> [Stored data]
= = = =
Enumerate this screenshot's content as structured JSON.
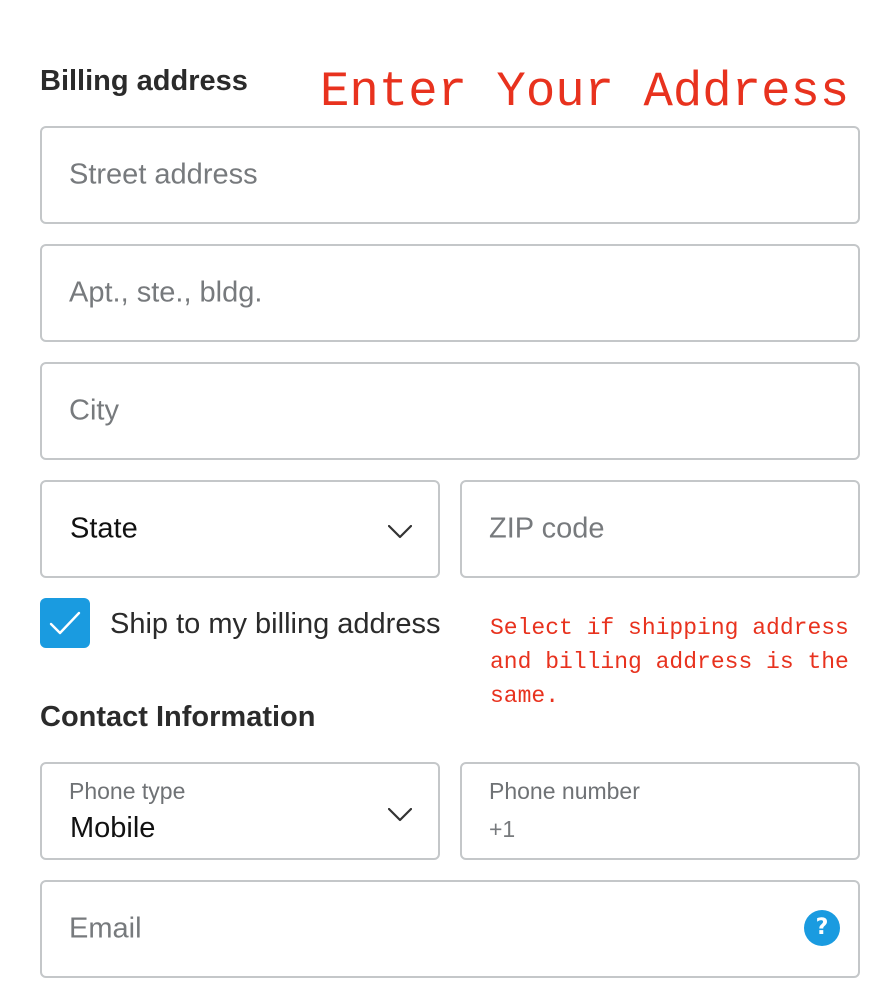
{
  "billing": {
    "title": "Billing address",
    "annotation": "Enter Your Address",
    "street_placeholder": "Street address",
    "apt_placeholder": "Apt., ste., bldg.",
    "city_placeholder": "City",
    "state_value": "State",
    "zip_placeholder": "ZIP code",
    "ship_checkbox_label": "Ship to my billing address",
    "ship_checkbox_checked": true,
    "ship_annotation": "Select if shipping address and billing address is the same."
  },
  "contact": {
    "title": "Contact Information",
    "phone_type_label": "Phone type",
    "phone_type_value": "Mobile",
    "phone_number_label": "Phone number",
    "phone_prefix": "+1",
    "email_placeholder": "Email",
    "help_symbol": "?"
  },
  "colors": {
    "accent": "#1a9be0",
    "annotation": "#e8321e",
    "border": "#c4c7c9",
    "placeholder": "#777a7d"
  },
  "icons": {
    "dropdown": "chevron-down-icon",
    "checkbox": "checkmark-icon",
    "help": "question-mark-icon"
  }
}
= = = =
> [STATED EXERCISE] Quote the material word for word, dropping any images it holds.

> [ANSWER FOR THIS EXERCISE]
Enumerate this screenshot's content as structured JSON.
{
  "billing": {
    "title": "Billing address",
    "annotation": "Enter Your Address",
    "street_placeholder": "Street address",
    "apt_placeholder": "Apt., ste., bldg.",
    "city_placeholder": "City",
    "state_value": "State",
    "zip_placeholder": "ZIP code",
    "ship_checkbox_label": "Ship to my billing address",
    "ship_checkbox_checked": true,
    "ship_annotation": "Select if shipping address and billing address is the same."
  },
  "contact": {
    "title": "Contact Information",
    "phone_type_label": "Phone type",
    "phone_type_value": "Mobile",
    "phone_number_label": "Phone number",
    "phone_prefix": "+1",
    "email_placeholder": "Email",
    "help_symbol": "?"
  },
  "colors": {
    "accent": "#1a9be0",
    "annotation": "#e8321e",
    "border": "#c4c7c9",
    "placeholder": "#777a7d"
  },
  "icons": {
    "dropdown": "chevron-down-icon",
    "checkbox": "checkmark-icon",
    "help": "question-mark-icon"
  }
}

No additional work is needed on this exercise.